**PROBLEMS AND TASKS**
• A. Decide whether each statement agrees with the passage on CDC autism prevalence estimates. Answer yes or no for each, and quote the words of the passage that settle it. (i) The CDC found that 1 in 68 children met criteria for ASD in 2010. (ii) States began reporting the number of children in the autism category of special education in 2000. (iii) The original Atlanta study found that prevalence peaked at age 10.
• B. Write the next part of the passage on CDC autism prevalence estimates, starting after its final sentence.

Should We Believe the Centers for Disease Control and Prevention’s Autism spectrum Disorder Prevalence Estimates?

From Sage Journals' Autism

July, 2014 Vol. 18 No. 5  Pages 482-484

In March 2014, the Centers for Disease Control and Prevention (CDC) released their most recent estimate of the prevalence of autism spectrum disorder (ASD) among children aged 8 years (CDC, 2014). Their startling finding was that 1 in 68 children met criteria for ASD in 2010, compared with 1 in 88 in 2008 (CDC, 2012), 1 in 110 using combined data from 2006 and 2004 (CDC, 2009), and 1 in 150 in 2002 (CDC, 2007).

This dramatic increase has raised many concerns regarding possible causes, with much attention given to toxic exposure in the perinatal period (Rodier, 2011) and broadening of the diagnostic criteria (Newschaffer et al., 2007). While these and other hypotheses certainly are worthy of further exploration, we believe that this apparent increase should raise as many concerns about the study methods themselves as it does about other reasons for the observed change in prevalence.

The CDC surveillance studies have performed an important service for policy makers, system administrators, and advocates. Prior to the first surveillance study that used data from 2000, the only consistent count of the number of children with autism in the United States came from the report each state provided to the US Department of Education of the number of children served in the autism category of special education (Shattuck, 2006; Shattuck and Grosse, 2007). This count did not start until 1990, when autism became a separate disability category under US special education law.


These types of administrative counts are fraught with problems. They are subject to the idiosyncrasies of state reporting systems, there is no validation of diagnosis, and the potential for missed cases is substantial.

CDC-sponsored surveillance studies of ASD responded to the limitations of administrative data by putting in place a cost-efficient, population-based protocol for estimating ASD prevalence. The surveillance protocol is based on one the CDC developed for use in the Atlanta, Georgia, metropolitan area (Yeargin-Allsopp et al., 2003). In the original study using this protocol with data from 1996, the medical and education records of all children aged 3–10 years in a 5-county area were examined, looking for any indication in the records that children may have had ASD, either because they had that diagnosis in their record or because there were enough other “red flags” that suggested its presence. An expert clinician then reviewed the records of all children with suspected ASD and made a case determination based on those records. That study found that 1 in 294 children met criteria for ASD, and that prevalence peaked at age 8, which is why CDC surveillance studies since then have estimated prevalence in 8-year-olds.

Stored data entries
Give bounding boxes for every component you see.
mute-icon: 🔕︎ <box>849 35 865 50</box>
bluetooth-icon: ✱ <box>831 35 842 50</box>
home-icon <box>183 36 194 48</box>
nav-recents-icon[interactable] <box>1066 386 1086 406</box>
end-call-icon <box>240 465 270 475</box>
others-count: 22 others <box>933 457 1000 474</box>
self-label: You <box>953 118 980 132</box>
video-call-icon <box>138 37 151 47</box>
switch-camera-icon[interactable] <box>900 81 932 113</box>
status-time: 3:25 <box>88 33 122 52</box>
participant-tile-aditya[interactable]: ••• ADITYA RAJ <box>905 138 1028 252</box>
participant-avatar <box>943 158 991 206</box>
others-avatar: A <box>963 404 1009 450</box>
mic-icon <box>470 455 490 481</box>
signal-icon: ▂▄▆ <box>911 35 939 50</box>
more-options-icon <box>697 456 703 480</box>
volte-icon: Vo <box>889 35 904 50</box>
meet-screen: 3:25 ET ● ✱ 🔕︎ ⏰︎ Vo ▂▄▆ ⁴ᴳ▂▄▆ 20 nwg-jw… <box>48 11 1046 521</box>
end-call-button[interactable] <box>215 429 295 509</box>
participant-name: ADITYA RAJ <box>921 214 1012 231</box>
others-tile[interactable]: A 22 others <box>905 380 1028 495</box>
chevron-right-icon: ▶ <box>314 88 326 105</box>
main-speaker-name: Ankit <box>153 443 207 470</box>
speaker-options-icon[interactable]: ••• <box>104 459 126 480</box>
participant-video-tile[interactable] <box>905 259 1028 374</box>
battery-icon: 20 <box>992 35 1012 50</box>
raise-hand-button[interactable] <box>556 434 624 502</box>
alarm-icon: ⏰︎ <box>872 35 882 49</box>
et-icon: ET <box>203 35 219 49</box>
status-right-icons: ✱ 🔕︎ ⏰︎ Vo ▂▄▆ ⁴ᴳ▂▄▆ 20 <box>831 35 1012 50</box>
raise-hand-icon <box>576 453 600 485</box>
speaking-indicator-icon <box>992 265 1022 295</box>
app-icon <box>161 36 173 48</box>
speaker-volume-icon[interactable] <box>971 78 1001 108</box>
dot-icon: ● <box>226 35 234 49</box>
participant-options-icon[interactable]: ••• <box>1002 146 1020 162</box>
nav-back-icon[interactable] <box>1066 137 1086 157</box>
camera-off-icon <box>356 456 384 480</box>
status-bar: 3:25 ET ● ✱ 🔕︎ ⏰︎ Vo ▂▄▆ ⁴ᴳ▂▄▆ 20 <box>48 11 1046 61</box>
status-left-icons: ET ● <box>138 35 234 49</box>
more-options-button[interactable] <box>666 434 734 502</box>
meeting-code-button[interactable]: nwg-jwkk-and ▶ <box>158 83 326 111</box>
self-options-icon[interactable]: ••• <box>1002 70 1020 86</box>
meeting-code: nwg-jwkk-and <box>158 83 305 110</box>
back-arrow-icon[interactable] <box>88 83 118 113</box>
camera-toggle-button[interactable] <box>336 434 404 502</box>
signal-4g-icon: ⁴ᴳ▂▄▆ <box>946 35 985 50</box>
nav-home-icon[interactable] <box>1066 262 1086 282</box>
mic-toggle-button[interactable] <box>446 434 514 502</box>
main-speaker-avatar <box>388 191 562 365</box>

**RESPONSES BY TASK**
• A.
(i) Yes: "1 in 68 children met criteria for ASD in 2010"
(ii) No: "This count did not start until 1990, when autism became a separate disability category under US special education law."
(iii) No: "prevalence peaked at age 8"

• B.
Of great importance, 98% of children with an ASD diagnosis in their medical records, 99% of children in the autism category of special education, and 100% of children with both, were classified as autism cases. That is, there were almost no false positives. Yet, the study clinicians did not directly observe a single child to validate their record review process. On the other hand, 18% of children meeting research criteria for autism did not have that diagnosis in their records.

This study was rightly lauded as a landmark in estimating the prevalence of autism. Its methods became the backbone of the multi-site studies the CDC then funded to continue its important surveillance work. In 2007, a report was published from six sites that used the same methods as the CDC had in Atlanta, but this time examining the records of children who were 8 years old in 2000 (CDC, 2007). They found that 1 in 150 children met criteria for ASD, almost twice the prevalence found in the original study, but almost exactly the same as was observed when the CDC conducted a door-to-door prevalence study in Brick Township, New Jersey, in which they clinically assessed a large portion of the population of children in person (Bertrand et al., 2001).


In this 6-site study, prevalence across sites varied from 1 in 222 to 1 in 101. The boy:girl ratio varied twofold across sites. The prevalence of intellectual disability among children with ASD ranged from 40% to 62%.

The study expanded to 14 sites for the surveillance of children who were 8 years old in 2008 (CDC, 2012). In that study, which found an overall prevalence of 1 in 88, prevalence across sites ranged from 1 in 208 to 1 in 47. Racial and ethnic differences in prevalence were observed, with traditionally underserved minority children less likely to meet criteria for a diagnosis. Only 38% of children had a documented intellectual disability, although this ranged from 13% to 54% across sites.

The most recent study, examining records of children who were 8 years old in 2010, relied on data from 11 sites (CDC, 2014). The range of prevalence across sites was similar to the prior study, ranging from 1 in 46 in New Jersey to 1 in 175 in Alabama. Racial and ethnic prevalence differences remained. This time, only 31% of children had a documented intellectual disability, ranging from 18% to 37% across sites.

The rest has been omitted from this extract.